Objectives:
1. In the remove_missing documentation below, what is the default value of significance_limit?
2. Please extend the remove_missing documentation past its final line with the next part of the page.

Document section:
────────────────────────────────────────

Remove variables that fail a missing data test from models
Source:R/missing-data.R
remove_missing.Rd
Comparing missingness by looking at a table is good but we also want to update models to exclude missing data from the predictors.
Usage
remove_missing(
df,
...,
label_fn = label_extractor(df),
significance_limit = 0.05,
missingness_limit = 0.1
)
Arguments
- df
a dataframe of individual observations. If using the
tidyselect
syntax data grouping defines the intervention group and should be present. if the formula interface is used the first variable in the right hand side of the formula is used as the intervention, in which case grouping is ignored.- ...
a list of formulae that specify the models that we want to check
- label_fn
(optional) a function for mapping a co-variate column name to printable label. This is by default a no-operation and the output table will contain the dataframe column names as labels. A simple alternative would be some form of dplyr::case_when lookup, or a string function such as stringr::str_to_sentence. (N.b. this function must be vectorised). Any value provided here will be overridden by the
options("tableone.labeller" = my_label_fn)
which allows global setting of the labeller.- significance_limit
the limit at which we reject the hypothesis that the data is missing at random.
- missingness_limit
the limit at which too much data is missing to include the predictor.

────────────────────────────────────────

Supplied entries:
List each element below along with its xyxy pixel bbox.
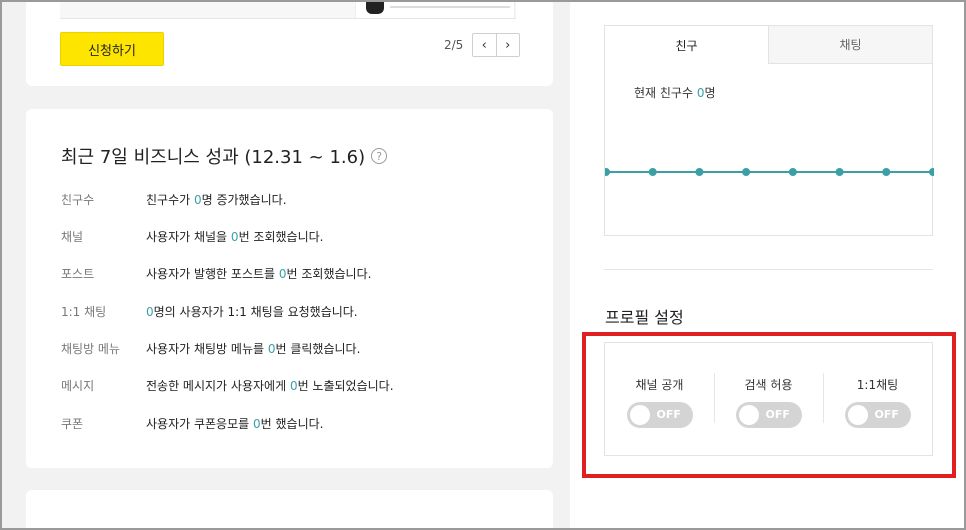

────────────────────────────────────────

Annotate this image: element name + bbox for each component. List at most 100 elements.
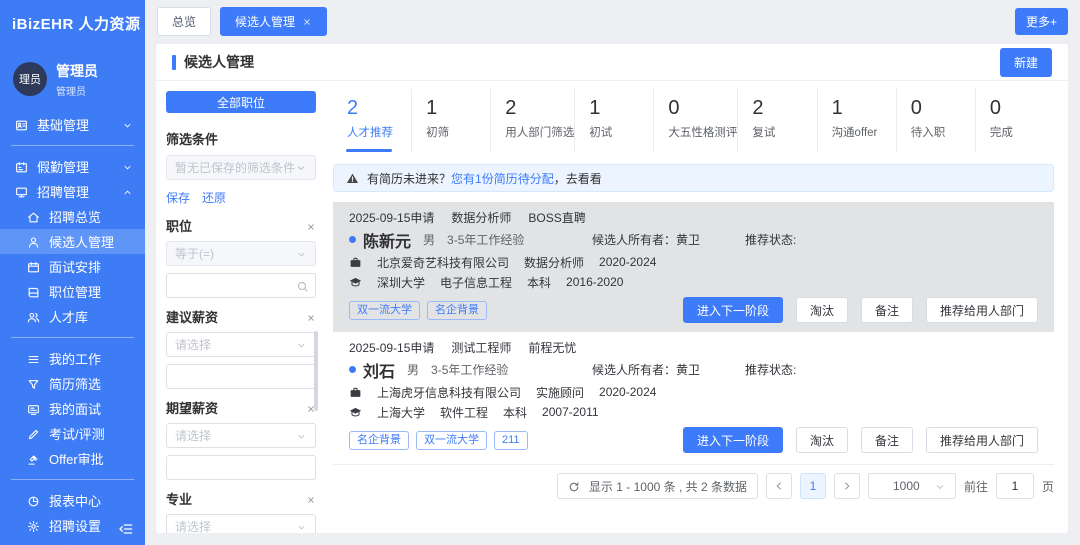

────────────────────────────────────────

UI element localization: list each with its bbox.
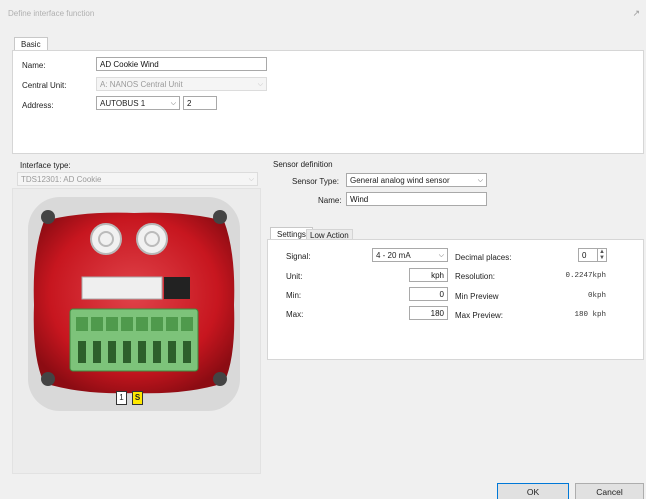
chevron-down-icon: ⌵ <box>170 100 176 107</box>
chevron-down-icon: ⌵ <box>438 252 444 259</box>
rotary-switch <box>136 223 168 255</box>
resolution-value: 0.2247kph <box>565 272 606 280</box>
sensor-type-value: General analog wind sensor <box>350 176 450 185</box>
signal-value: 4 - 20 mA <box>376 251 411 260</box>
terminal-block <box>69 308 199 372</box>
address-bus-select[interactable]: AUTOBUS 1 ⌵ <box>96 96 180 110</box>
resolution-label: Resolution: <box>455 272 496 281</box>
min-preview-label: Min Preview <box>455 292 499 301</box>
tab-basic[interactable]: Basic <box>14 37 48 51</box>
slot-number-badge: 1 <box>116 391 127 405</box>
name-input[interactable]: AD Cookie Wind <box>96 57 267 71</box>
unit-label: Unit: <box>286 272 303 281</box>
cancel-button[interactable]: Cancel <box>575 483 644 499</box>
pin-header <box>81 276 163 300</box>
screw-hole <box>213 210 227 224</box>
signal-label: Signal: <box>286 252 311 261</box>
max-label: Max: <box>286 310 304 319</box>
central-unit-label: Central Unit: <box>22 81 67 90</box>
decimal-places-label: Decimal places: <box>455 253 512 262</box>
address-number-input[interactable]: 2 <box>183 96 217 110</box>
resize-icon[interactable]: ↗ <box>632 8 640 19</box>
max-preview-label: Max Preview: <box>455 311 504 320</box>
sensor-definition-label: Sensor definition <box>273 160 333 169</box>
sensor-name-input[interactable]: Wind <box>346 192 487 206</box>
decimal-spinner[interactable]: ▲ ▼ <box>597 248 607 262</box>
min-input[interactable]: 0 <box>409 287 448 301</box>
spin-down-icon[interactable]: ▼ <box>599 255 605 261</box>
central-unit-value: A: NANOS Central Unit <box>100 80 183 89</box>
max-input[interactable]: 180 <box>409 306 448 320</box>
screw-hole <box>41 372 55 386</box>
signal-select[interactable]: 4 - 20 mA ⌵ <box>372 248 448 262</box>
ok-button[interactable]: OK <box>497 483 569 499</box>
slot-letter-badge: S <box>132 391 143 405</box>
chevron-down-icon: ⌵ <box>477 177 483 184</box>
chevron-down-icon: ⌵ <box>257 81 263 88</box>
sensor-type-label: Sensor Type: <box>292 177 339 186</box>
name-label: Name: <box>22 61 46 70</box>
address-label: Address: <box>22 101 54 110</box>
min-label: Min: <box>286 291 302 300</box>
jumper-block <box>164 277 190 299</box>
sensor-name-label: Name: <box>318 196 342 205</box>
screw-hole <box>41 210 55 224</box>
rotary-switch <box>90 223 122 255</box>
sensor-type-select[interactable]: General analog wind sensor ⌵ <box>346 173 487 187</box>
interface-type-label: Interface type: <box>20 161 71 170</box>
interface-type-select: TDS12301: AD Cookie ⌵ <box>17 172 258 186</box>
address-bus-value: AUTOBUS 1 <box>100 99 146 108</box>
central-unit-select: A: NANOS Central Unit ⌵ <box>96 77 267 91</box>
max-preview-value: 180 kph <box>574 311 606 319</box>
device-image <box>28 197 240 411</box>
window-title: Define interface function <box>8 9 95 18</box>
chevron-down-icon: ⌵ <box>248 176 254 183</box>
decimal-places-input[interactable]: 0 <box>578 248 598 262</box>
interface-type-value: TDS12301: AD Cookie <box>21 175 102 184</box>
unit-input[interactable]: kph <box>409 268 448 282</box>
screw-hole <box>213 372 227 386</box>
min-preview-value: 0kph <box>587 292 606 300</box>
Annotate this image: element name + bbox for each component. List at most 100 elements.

────────────────────────────────────────

Task answers:
1. 0.05

2.
Examples
df = iris %>%
dplyr::mutate(Petal.Width = ifelse(
stats::runif(dplyr::n()) < dplyr::case_when(
Species == "setosa" ~ 0.2,
Species == "virginica" ~ 0.1,
TRUE~0
),
NA,
Petal.Width
))
remove_missing(df, ~ Species + Petal.Width + Sepal.Width, ~ Species + Petal.Length + Sepal.Length)
#> subtype_count summary for Petal.Width
#> subtype_count summary for Sepal.Width
#> subtype_count summary for Petal.Length
#> subtype_count summary for Sepal.Length
#> fisher test on Petal.Width
#> fisher test on Sepal.Width
#> fisher test on Petal.Length
#> fisher test on Sepal.Length
#> More than 10% of data is missing for variables Petal.Width.
#> Data is missing not at random (compared to Species) at a p-value<0.013 (0.05 over 4 comparisons) for variables Petal.Width.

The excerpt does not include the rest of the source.